_OBJECTIVE_
Output all of the entries below precisely as written.
== RECORDS
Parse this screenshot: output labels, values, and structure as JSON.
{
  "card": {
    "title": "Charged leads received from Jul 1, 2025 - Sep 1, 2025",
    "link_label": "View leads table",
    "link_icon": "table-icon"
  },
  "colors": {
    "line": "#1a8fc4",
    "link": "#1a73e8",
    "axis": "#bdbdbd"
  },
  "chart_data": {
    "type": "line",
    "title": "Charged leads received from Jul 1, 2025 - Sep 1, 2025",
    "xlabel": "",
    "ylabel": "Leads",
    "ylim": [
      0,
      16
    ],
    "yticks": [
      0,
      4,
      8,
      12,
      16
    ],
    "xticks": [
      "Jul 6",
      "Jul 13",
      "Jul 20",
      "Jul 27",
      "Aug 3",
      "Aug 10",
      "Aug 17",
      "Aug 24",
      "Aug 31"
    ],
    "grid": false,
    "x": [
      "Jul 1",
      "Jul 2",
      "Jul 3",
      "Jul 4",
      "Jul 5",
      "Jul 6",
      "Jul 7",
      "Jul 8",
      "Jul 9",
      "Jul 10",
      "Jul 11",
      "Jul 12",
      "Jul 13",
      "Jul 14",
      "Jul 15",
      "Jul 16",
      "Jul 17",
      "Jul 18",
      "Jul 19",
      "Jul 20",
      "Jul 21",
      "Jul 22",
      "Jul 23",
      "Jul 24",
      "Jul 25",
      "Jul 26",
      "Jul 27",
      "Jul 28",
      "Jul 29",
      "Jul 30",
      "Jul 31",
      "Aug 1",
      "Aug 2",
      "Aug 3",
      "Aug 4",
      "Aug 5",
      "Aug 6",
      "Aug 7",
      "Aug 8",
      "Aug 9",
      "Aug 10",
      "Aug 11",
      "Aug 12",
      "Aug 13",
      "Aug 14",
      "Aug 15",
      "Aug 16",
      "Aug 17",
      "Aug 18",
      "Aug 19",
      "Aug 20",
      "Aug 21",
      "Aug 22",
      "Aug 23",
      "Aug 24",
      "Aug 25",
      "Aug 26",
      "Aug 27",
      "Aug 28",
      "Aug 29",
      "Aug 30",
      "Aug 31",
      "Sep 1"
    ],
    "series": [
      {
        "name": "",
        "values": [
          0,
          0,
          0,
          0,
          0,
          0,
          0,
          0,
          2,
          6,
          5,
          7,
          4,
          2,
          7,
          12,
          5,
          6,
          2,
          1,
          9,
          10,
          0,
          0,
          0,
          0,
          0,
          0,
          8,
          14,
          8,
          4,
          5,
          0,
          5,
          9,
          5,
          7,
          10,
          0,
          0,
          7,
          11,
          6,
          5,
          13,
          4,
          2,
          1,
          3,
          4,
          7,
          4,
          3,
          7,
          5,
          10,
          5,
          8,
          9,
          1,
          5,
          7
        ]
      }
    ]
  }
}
====
_RESPONSE_
Parse this screenshot: output labels, values, and structure as JSON.
{
  "card": {
    "title": "Charged leads received from Jul 1, 2025 - Sep 1, 2025",
    "link_label": "View leads table",
    "link_icon": "table-icon"
  },
  "colors": {
    "line": "#1a8fc4",
    "link": "#1a73e8",
    "axis": "#bdbdbd"
  },
  "chart_data": {
    "type": "line",
    "title": "Charged leads received from Jul 1, 2025 - Sep 1, 2025",
    "xlabel": "",
    "ylabel": "Leads",
    "ylim": [
      0,
      16
    ],
    "yticks": [
      0,
      4,
      8,
      12,
      16
    ],
    "xticks": [
      "Jul 6",
      "Jul 13",
      "Jul 20",
      "Jul 27",
      "Aug 3",
      "Aug 10",
      "Aug 17",
      "Aug 24",
      "Aug 31"
    ],
    "grid": false,
    "x": [
      "Jul 1",
      "Jul 2",
      "Jul 3",
      "Jul 4",
      "Jul 5",
      "Jul 6",
      "Jul 7",
      "Jul 8",
      "Jul 9",
      "Jul 10",
      "Jul 11",
      "Jul 12",
      "Jul 13",
      "Jul 14",
      "Jul 15",
      "Jul 16",
      "Jul 17",
      "Jul 18",
      "Jul 19",
      "Jul 20",
      "Jul 21",
      "Jul 22",
      "Jul 23",
      "Jul 24",
      "Jul 25",
      "Jul 26",
      "Jul 27",
      "Jul 28",
      "Jul 29",
      "Jul 30",
      "Jul 31",
      "Aug 1",
      "Aug 2",
      "Aug 3",
      "Aug 4",
      "Aug 5",
      "Aug 6",
      "Aug 7",
      "Aug 8",
      "Aug 9",
      "Aug 10",
      "Aug 11",
      "Aug 12",
      "Aug 13",
      "Aug 14",
      "Aug 15",
      "Aug 16",
      "Aug 17",
      "Aug 18",
      "Aug 19",
      "Aug 20",
      "Aug 21",
      "Aug 22",
      "Aug 23",
      "Aug 24",
      "Aug 25",
      "Aug 26",
      "Aug 27",
      "Aug 28",
      "Aug 29",
      "Aug 30",
      "Aug 31",
      "Sep 1"
    ],
    "series": [
      {
        "name": "",
        "values": [
          0,
          0,
          0,
          0,
          0,
          0,
          0,
          0,
          2,
          6,
          5,
          7,
          4,
          2,
          7,
          12,
          5,
          6,
          2,
          1,
          9,
          10,
          0,
          0,
          0,
          0,
          0,
          0,
          8,
          14,
          8,
          4,
          5,
          0,
          5,
          9,
          5,
          7,
          10,
          0,
          0,
          7,
          11,
          6,
          5,
          13,
          4,
          2,
          1,
          3,
          4,
          7,
          4,
          3,
          7,
          5,
          10,
          5,
          8,
          9,
          1,
          5,
          7
        ]
      }
    ]
  }
}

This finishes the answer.